Records supplied:
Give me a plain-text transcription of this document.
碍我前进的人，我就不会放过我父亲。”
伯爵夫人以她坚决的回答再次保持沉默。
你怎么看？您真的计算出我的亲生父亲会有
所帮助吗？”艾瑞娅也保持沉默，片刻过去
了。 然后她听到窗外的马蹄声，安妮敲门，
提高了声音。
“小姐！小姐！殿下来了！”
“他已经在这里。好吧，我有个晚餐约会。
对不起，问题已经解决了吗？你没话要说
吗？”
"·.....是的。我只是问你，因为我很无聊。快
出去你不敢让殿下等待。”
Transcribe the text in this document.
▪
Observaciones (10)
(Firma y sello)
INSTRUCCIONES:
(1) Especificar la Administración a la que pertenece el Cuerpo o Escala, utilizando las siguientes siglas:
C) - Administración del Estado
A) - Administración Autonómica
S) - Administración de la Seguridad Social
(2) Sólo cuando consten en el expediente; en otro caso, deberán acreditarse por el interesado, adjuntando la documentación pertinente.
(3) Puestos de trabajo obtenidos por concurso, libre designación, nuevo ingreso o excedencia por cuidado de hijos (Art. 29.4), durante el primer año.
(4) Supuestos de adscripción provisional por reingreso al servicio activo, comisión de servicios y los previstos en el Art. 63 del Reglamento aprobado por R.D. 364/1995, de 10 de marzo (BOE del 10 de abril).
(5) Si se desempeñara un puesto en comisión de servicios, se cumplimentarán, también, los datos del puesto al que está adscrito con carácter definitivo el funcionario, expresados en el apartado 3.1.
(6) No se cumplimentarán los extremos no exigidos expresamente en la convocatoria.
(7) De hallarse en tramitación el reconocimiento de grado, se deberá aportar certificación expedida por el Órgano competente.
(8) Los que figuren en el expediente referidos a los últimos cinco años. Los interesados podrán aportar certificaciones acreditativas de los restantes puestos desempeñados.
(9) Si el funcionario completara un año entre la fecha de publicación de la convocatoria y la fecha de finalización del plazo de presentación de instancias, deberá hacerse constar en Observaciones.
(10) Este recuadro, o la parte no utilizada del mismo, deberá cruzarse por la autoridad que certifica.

What you are asked to do: Write out the entries above once more, without altering anything.

Written answer:
Give me a plain-text transcription of this document.
碍我前进的人，我就不会放过我父亲。”
伯爵夫人以她坚决的回答再次保持沉默。
你怎么看？您真的计算出我的亲生父亲会有
所帮助吗？”艾瑞娅也保持沉默，片刻过去
了。 然后她听到窗外的马蹄声，安妮敲门，
提高了声音。
“小姐！小姐！殿下来了！”
“他已经在这里。好吧，我有个晚餐约会。
对不起，问题已经解决了吗？你没话要说
吗？”
"·.....是的。我只是问你，因为我很无聊。快
出去你不敢让殿下等待。”
Transcribe the text in this document.
▪
Observaciones (10)
(Firma y sello)
INSTRUCCIONES:
(1) Especificar la Administración a la que pertenece el Cuerpo o Escala, utilizando las siguientes siglas:
C) - Administración del Estado
A) - Administración Autonómica
S) - Administración de la Seguridad Social
(2) Sólo cuando consten en el expediente; en otro caso, deberán acreditarse por el interesado, adjuntando la documentación pertinente.
(3) Puestos de trabajo obtenidos por concurso, libre designación, nuevo ingreso o excedencia por cuidado de hijos (Art. 29.4), durante el primer año.
(4) Supuestos de adscripción provisional por reingreso al servicio activo, comisión de servicios y los previstos en el Art. 63 del Reglamento aprobado por R.D. 364/1995, de 10 de marzo (BOE del 10 de abril).
(5) Si se desempeñara un puesto en comisión de servicios, se cumplimentarán, también, los datos del puesto al que está adscrito con carácter definitivo el funcionario, expresados en el apartado 3.1.
(6) No se cumplimentarán los extremos no exigidos expresamente en la convocatoria.
(7) De hallarse en tramitación el reconocimiento de grado, se deberá aportar certificación expedida por el Órgano competente.
(8) Los que figuren en el expediente referidos a los últimos cinco años. Los interesados podrán aportar certificaciones acreditativas de los restantes puestos desempeñados.
(9) Si el funcionario completara un año entre la fecha de publicación de la convocatoria y la fecha de finalización del plazo de presentación de instancias, deberá hacerse constar en Observaciones.
(10) Este recuadro, o la parte no utilizada del mismo, deberá cruzarse por la autoridad que certifica.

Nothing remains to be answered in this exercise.